## TASK REQUIREMENTS
In the copy, include every entry exactly but none of the images.
* Start DATA LINES *
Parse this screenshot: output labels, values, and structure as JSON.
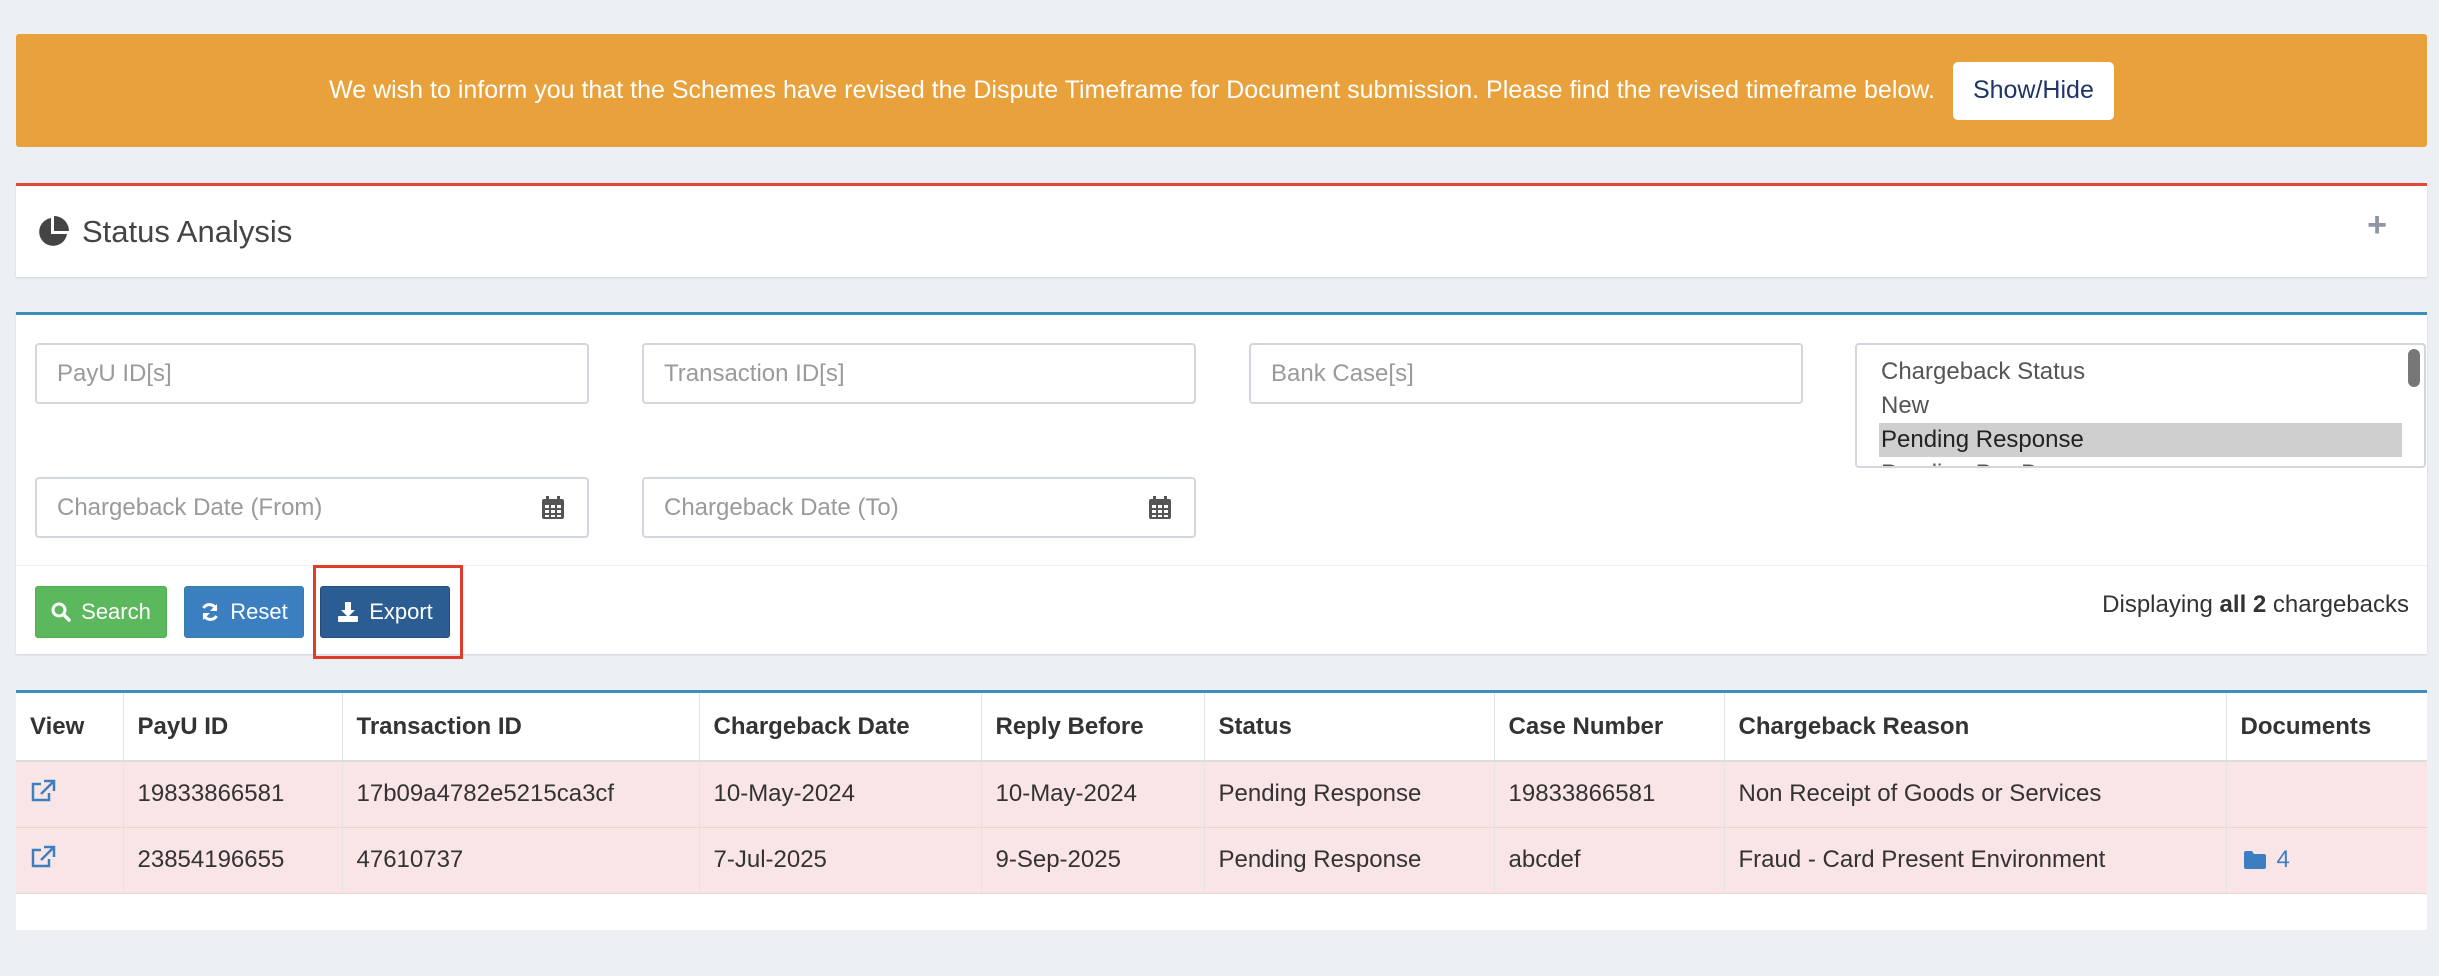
{
  "banner": {
    "message": "We wish to inform you that the Schemes have revised the Dispute Timeframe for Document submission. Please find the revised timeframe below.",
    "toggle_label": "Show/Hide"
  },
  "status_analysis": {
    "title": "Status Analysis",
    "expand_icon": "plus-icon"
  },
  "filters": {
    "payu_ids_placeholder": "PayU ID[s]",
    "transaction_ids_placeholder": "Transaction ID[s]",
    "bank_cases_placeholder": "Bank Case[s]",
    "date_from_placeholder": "Chargeback Date (From)",
    "date_to_placeholder": "Chargeback Date (To)",
    "status_options": [
      "Chargeback Status",
      "New",
      "Pending Response",
      "Pending Pre-Dec..."
    ],
    "selected_status": "Pending Response"
  },
  "actions": {
    "search_label": "Search",
    "reset_label": "Reset",
    "export_label": "Export",
    "display_prefix": "Displaying",
    "display_bold": "all 2",
    "display_suffix": "chargebacks"
  },
  "table": {
    "headers": [
      "View",
      "PayU ID",
      "Transaction ID",
      "Chargeback Date",
      "Reply Before",
      "Status",
      "Case Number",
      "Chargeback Reason",
      "Documents"
    ],
    "rows": [
      {
        "payu_id": "19833866581",
        "transaction_id": "17b09a4782e5215ca3cf",
        "chargeback_date": "10-May-2024",
        "reply_before": "10-May-2024",
        "status": "Pending Response",
        "case_number": "19833866581",
        "reason": "Non Receipt of Goods or Services",
        "documents": ""
      },
      {
        "payu_id": "23854196655",
        "transaction_id": "47610737",
        "chargeback_date": "7-Jul-2025",
        "reply_before": "9-Sep-2025",
        "status": "Pending Response",
        "case_number": "abcdef",
        "reason": "Fraud - Card Present Environment",
        "documents": "4"
      }
    ]
  },
  "colors": {
    "banner": "#e9a23b",
    "search": "#5cb85c",
    "reset": "#3c7fc1",
    "export": "#2c5d92",
    "highlight": "#e03c2c",
    "row_bg": "#f9e5e6"
  }
}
* End DATA LINES *
## EXERCISE RESPONSE
Parse this screenshot: output labels, values, and structure as JSON.
{
  "banner": {
    "message": "We wish to inform you that the Schemes have revised the Dispute Timeframe for Document submission. Please find the revised timeframe below.",
    "toggle_label": "Show/Hide"
  },
  "status_analysis": {
    "title": "Status Analysis",
    "expand_icon": "plus-icon"
  },
  "filters": {
    "payu_ids_placeholder": "PayU ID[s]",
    "transaction_ids_placeholder": "Transaction ID[s]",
    "bank_cases_placeholder": "Bank Case[s]",
    "date_from_placeholder": "Chargeback Date (From)",
    "date_to_placeholder": "Chargeback Date (To)",
    "status_options": [
      "Chargeback Status",
      "New",
      "Pending Response",
      "Pending Pre-Dec..."
    ],
    "selected_status": "Pending Response"
  },
  "actions": {
    "search_label": "Search",
    "reset_label": "Reset",
    "export_label": "Export",
    "display_prefix": "Displaying",
    "display_bold": "all 2",
    "display_suffix": "chargebacks"
  },
  "table": {
    "headers": [
      "View",
      "PayU ID",
      "Transaction ID",
      "Chargeback Date",
      "Reply Before",
      "Status",
      "Case Number",
      "Chargeback Reason",
      "Documents"
    ],
    "rows": [
      {
        "payu_id": "19833866581",
        "transaction_id": "17b09a4782e5215ca3cf",
        "chargeback_date": "10-May-2024",
        "reply_before": "10-May-2024",
        "status": "Pending Response",
        "case_number": "19833866581",
        "reason": "Non Receipt of Goods or Services",
        "documents": ""
      },
      {
        "payu_id": "23854196655",
        "transaction_id": "47610737",
        "chargeback_date": "7-Jul-2025",
        "reply_before": "9-Sep-2025",
        "status": "Pending Response",
        "case_number": "abcdef",
        "reason": "Fraud - Card Present Environment",
        "documents": "4"
      }
    ]
  },
  "colors": {
    "banner": "#e9a23b",
    "search": "#5cb85c",
    "reset": "#3c7fc1",
    "export": "#2c5d92",
    "highlight": "#e03c2c",
    "row_bg": "#f9e5e6"
  }
}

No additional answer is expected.